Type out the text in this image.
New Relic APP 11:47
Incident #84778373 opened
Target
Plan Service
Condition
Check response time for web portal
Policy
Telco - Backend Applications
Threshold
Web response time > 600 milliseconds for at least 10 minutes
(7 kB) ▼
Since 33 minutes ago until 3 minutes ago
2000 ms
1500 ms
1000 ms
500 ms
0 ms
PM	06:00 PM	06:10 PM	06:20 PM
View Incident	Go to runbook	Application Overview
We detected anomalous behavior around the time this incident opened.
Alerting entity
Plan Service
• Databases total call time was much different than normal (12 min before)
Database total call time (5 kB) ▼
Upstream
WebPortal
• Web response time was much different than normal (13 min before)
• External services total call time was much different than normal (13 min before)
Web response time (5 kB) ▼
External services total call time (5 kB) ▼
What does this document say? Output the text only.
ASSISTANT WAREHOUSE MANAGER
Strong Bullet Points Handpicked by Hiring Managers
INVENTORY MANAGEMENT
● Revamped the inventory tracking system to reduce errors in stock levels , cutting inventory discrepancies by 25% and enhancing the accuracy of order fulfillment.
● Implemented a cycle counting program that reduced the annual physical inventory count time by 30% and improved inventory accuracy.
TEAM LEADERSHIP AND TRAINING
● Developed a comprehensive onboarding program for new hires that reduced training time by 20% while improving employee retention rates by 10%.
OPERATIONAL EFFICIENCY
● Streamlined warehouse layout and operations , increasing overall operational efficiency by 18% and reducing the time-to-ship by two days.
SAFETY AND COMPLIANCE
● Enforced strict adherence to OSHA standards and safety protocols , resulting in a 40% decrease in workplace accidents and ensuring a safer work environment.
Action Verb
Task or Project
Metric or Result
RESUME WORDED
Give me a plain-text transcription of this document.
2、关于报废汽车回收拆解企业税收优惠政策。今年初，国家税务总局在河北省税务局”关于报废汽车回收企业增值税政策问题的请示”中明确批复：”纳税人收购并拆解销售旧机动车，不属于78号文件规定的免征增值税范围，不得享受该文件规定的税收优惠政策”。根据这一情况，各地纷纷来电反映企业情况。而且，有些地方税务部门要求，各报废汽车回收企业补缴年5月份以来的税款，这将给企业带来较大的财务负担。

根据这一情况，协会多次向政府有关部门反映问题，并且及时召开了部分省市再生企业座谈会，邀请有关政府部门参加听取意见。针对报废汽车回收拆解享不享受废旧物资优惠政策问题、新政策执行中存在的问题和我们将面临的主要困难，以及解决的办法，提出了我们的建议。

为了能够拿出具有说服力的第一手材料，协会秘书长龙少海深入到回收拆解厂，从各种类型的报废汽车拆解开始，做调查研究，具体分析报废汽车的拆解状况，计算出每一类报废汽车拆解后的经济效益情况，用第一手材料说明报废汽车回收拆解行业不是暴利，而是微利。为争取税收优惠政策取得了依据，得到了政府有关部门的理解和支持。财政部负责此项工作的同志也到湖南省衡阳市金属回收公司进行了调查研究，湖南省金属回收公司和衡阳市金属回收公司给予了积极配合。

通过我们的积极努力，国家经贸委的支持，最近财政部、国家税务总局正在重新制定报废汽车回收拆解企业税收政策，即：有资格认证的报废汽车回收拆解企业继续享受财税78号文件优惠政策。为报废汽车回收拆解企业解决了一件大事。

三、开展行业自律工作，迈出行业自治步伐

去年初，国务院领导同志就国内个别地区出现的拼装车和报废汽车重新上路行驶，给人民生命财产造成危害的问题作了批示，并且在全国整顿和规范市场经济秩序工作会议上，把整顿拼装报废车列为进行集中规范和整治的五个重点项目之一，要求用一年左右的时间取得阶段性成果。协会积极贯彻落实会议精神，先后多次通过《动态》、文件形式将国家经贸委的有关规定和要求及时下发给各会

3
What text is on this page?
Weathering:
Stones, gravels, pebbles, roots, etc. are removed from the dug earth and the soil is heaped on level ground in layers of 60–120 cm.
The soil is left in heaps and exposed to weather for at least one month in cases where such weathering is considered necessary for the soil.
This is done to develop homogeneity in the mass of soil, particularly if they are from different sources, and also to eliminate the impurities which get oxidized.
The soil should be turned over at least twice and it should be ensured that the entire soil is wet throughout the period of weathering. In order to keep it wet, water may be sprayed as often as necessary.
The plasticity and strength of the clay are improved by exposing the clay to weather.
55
------------
- **GIVEN PROBLEM**
Without omitting anything, output the entries exactly.

- **FINAL RESULT**
Type out the text in this image.
New Relic APP 11:47
Incident #84778373 opened
Target
Plan Service
Condition
Check response time for web portal
Policy
Telco - Backend Applications
Threshold
Web response time > 600 milliseconds for at least 10 minutes
(7 kB) ▼
Since 33 minutes ago until 3 minutes ago
2000 ms
1500 ms
1000 ms
500 ms
0 ms
PM	06:00 PM	06:10 PM	06:20 PM
View Incident	Go to runbook	Application Overview
We detected anomalous behavior around the time this incident opened.
Alerting entity
Plan Service
• Databases total call time was much different than normal (12 min before)
Database total call time (5 kB) ▼
Upstream
WebPortal
• Web response time was much different than normal (13 min before)
• External services total call time was much different than normal (13 min before)
Web response time (5 kB) ▼
External services total call time (5 kB) ▼
What does this document say? Output the text only.
ASSISTANT WAREHOUSE MANAGER
Strong Bullet Points Handpicked by Hiring Managers
INVENTORY MANAGEMENT
● Revamped the inventory tracking system to reduce errors in stock levels , cutting inventory discrepancies by 25% and enhancing the accuracy of order fulfillment.
● Implemented a cycle counting program that reduced the annual physical inventory count time by 30% and improved inventory accuracy.
TEAM LEADERSHIP AND TRAINING
● Developed a comprehensive onboarding program for new hires that reduced training time by 20% while improving employee retention rates by 10%.
OPERATIONAL EFFICIENCY
● Streamlined warehouse layout and operations , increasing overall operational efficiency by 18% and reducing the time-to-ship by two days.
SAFETY AND COMPLIANCE
● Enforced strict adherence to OSHA standards and safety protocols , resulting in a 40% decrease in workplace accidents and ensuring a safer work environment.
Action Verb
Task or Project
Metric or Result
RESUME WORDED
Give me a plain-text transcription of this document.
2、关于报废汽车回收拆解企业税收优惠政策。今年初，国家税务总局在河北省税务局”关于报废汽车回收企业增值税政策问题的请示”中明确批复：”纳税人收购并拆解销售旧机动车，不属于78号文件规定的免征增值税范围，不得享受该文件规定的税收优惠政策”。根据这一情况，各地纷纷来电反映企业情况。而且，有些地方税务部门要求，各报废汽车回收企业补缴年5月份以来的税款，这将给企业带来较大的财务负担。

根据这一情况，协会多次向政府有关部门反映问题，并且及时召开了部分省市再生企业座谈会，邀请有关政府部门参加听取意见。针对报废汽车回收拆解享不享受废旧物资优惠政策问题、新政策执行中存在的问题和我们将面临的主要困难，以及解决的办法，提出了我们的建议。

为了能够拿出具有说服力的第一手材料，协会秘书长龙少海深入到回收拆解厂，从各种类型的报废汽车拆解开始，做调查研究，具体分析报废汽车的拆解状况，计算出每一类报废汽车拆解后的经济效益情况，用第一手材料说明报废汽车回收拆解行业不是暴利，而是微利。为争取税收优惠政策取得了依据，得到了政府有关部门的理解和支持。财政部负责此项工作的同志也到湖南省衡阳市金属回收公司进行了调查研究，湖南省金属回收公司和衡阳市金属回收公司给予了积极配合。

通过我们的积极努力，国家经贸委的支持，最近财政部、国家税务总局正在重新制定报废汽车回收拆解企业税收政策，即：有资格认证的报废汽车回收拆解企业继续享受财税78号文件优惠政策。为报废汽车回收拆解企业解决了一件大事。

三、开展行业自律工作，迈出行业自治步伐

去年初，国务院领导同志就国内个别地区出现的拼装车和报废汽车重新上路行驶，给人民生命财产造成危害的问题作了批示，并且在全国整顿和规范市场经济秩序工作会议上，把整顿拼装报废车列为进行集中规范和整治的五个重点项目之一，要求用一年左右的时间取得阶段性成果。协会积极贯彻落实会议精神，先后多次通过《动态》、文件形式将国家经贸委的有关规定和要求及时下发给各会

3
What text is on this page?
Weathering:
Stones, gravels, pebbles, roots, etc. are removed from the dug earth and the soil is heaped on level ground in layers of 60–120 cm.
The soil is left in heaps and exposed to weather for at least one month in cases where such weathering is considered necessary for the soil.
This is done to develop homogeneity in the mass of soil, particularly if they are from different sources, and also to eliminate the impurities which get oxidized.
The soil should be turned over at least twice and it should be ensured that the entire soil is wet throughout the period of weathering. In order to keep it wet, water may be sprayed as often as necessary.
The plasticity and strength of the clay are improved by exposing the clay to weather.
55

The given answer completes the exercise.